● **Set task**
Reproduce the entries exactly.

::: The data :::

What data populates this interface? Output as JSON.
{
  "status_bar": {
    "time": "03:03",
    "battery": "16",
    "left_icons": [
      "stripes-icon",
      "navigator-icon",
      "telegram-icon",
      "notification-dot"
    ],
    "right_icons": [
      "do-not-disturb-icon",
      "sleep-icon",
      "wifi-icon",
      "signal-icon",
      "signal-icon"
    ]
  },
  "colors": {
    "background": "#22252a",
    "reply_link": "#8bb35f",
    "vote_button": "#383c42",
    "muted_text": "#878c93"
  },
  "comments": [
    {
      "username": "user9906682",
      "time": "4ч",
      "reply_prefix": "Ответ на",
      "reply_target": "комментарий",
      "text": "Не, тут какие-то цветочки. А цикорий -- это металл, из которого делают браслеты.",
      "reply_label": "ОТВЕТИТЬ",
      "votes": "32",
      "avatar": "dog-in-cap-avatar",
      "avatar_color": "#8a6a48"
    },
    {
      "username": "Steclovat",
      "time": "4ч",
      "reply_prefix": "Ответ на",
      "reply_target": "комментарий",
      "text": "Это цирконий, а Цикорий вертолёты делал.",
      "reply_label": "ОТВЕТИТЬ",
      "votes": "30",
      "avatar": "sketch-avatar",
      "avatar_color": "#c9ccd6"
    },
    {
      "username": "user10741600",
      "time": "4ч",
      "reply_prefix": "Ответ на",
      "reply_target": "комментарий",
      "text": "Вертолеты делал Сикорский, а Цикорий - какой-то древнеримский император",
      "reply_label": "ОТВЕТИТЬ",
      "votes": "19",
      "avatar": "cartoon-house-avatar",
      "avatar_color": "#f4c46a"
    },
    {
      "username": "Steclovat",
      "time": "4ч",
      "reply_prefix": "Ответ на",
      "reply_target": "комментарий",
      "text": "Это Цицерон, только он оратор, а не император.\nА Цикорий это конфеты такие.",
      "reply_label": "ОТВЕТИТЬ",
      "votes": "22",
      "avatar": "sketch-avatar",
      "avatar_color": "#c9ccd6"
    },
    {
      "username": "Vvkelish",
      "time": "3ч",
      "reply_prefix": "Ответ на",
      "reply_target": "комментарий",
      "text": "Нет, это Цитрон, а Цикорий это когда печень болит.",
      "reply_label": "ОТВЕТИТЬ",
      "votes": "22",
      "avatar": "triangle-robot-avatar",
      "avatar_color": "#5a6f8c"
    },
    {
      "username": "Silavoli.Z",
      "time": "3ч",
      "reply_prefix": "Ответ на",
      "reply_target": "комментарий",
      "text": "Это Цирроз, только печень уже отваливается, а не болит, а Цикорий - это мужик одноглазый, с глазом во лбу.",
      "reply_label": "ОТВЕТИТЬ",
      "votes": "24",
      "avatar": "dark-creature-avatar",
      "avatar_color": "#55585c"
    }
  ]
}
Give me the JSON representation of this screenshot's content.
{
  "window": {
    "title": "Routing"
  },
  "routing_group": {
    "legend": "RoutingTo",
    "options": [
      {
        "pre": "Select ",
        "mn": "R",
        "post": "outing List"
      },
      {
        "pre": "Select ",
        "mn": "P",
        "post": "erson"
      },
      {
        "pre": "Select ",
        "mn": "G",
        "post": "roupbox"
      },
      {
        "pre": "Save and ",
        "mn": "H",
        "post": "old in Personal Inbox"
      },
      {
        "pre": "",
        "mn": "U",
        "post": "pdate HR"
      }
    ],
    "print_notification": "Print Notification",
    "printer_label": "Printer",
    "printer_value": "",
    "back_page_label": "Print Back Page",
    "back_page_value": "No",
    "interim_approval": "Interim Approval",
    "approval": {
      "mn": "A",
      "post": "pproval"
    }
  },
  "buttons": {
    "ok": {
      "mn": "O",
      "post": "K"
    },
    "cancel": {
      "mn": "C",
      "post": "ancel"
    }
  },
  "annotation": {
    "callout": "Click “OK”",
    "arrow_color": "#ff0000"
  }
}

:::

● **Result for this exercise**
What data populates this interface? Output as JSON.
{
  "status_bar": {
    "time": "03:03",
    "battery": "16",
    "left_icons": [
      "stripes-icon",
      "navigator-icon",
      "telegram-icon",
      "notification-dot"
    ],
    "right_icons": [
      "do-not-disturb-icon",
      "sleep-icon",
      "wifi-icon",
      "signal-icon",
      "signal-icon"
    ]
  },
  "colors": {
    "background": "#22252a",
    "reply_link": "#8bb35f",
    "vote_button": "#383c42",
    "muted_text": "#878c93"
  },
  "comments": [
    {
      "username": "user9906682",
      "time": "4ч",
      "reply_prefix": "Ответ на",
      "reply_target": "комментарий",
      "text": "Не, тут какие-то цветочки. А цикорий -- это металл, из которого делают браслеты.",
      "reply_label": "ОТВЕТИТЬ",
      "votes": "32",
      "avatar": "dog-in-cap-avatar",
      "avatar_color": "#8a6a48"
    },
    {
      "username": "Steclovat",
      "time": "4ч",
      "reply_prefix": "Ответ на",
      "reply_target": "комментарий",
      "text": "Это цирконий, а Цикорий вертолёты делал.",
      "reply_label": "ОТВЕТИТЬ",
      "votes": "30",
      "avatar": "sketch-avatar",
      "avatar_color": "#c9ccd6"
    },
    {
      "username": "user10741600",
      "time": "4ч",
      "reply_prefix": "Ответ на",
      "reply_target": "комментарий",
      "text": "Вертолеты делал Сикорский, а Цикорий - какой-то древнеримский император",
      "reply_label": "ОТВЕТИТЬ",
      "votes": "19",
      "avatar": "cartoon-house-avatar",
      "avatar_color": "#f4c46a"
    },
    {
      "username": "Steclovat",
      "time": "4ч",
      "reply_prefix": "Ответ на",
      "reply_target": "комментарий",
      "text": "Это Цицерон, только он оратор, а не император.\nА Цикорий это конфеты такие.",
      "reply_label": "ОТВЕТИТЬ",
      "votes": "22",
      "avatar": "sketch-avatar",
      "avatar_color": "#c9ccd6"
    },
    {
      "username": "Vvkelish",
      "time": "3ч",
      "reply_prefix": "Ответ на",
      "reply_target": "комментарий",
      "text": "Нет, это Цитрон, а Цикорий это когда печень болит.",
      "reply_label": "ОТВЕТИТЬ",
      "votes": "22",
      "avatar": "triangle-robot-avatar",
      "avatar_color": "#5a6f8c"
    },
    {
      "username": "Silavoli.Z",
      "time": "3ч",
      "reply_prefix": "Ответ на",
      "reply_target": "комментарий",
      "text": "Это Цирроз, только печень уже отваливается, а не болит, а Цикорий - это мужик одноглазый, с глазом во лбу.",
      "reply_label": "ОТВЕТИТЬ",
      "votes": "24",
      "avatar": "dark-creature-avatar",
      "avatar_color": "#55585c"
    }
  ]
}
Give me the JSON representation of this screenshot's content.
{
  "window": {
    "title": "Routing"
  },
  "routing_group": {
    "legend": "RoutingTo",
    "options": [
      {
        "pre": "Select ",
        "mn": "R",
        "post": "outing List"
      },
      {
        "pre": "Select ",
        "mn": "P",
        "post": "erson"
      },
      {
        "pre": "Select ",
        "mn": "G",
        "post": "roupbox"
      },
      {
        "pre": "Save and ",
        "mn": "H",
        "post": "old in Personal Inbox"
      },
      {
        "pre": "",
        "mn": "U",
        "post": "pdate HR"
      }
    ],
    "print_notification": "Print Notification",
    "printer_label": "Printer",
    "printer_value": "",
    "back_page_label": "Print Back Page",
    "back_page_value": "No",
    "interim_approval": "Interim Approval",
    "approval": {
      "mn": "A",
      "post": "pproval"
    }
  },
  "buttons": {
    "ok": {
      "mn": "O",
      "post": "K"
    },
    "cancel": {
      "mn": "C",
      "post": "ancel"
    }
  },
  "annotation": {
    "callout": "Click “OK”",
    "arrow_color": "#ff0000"
  }
}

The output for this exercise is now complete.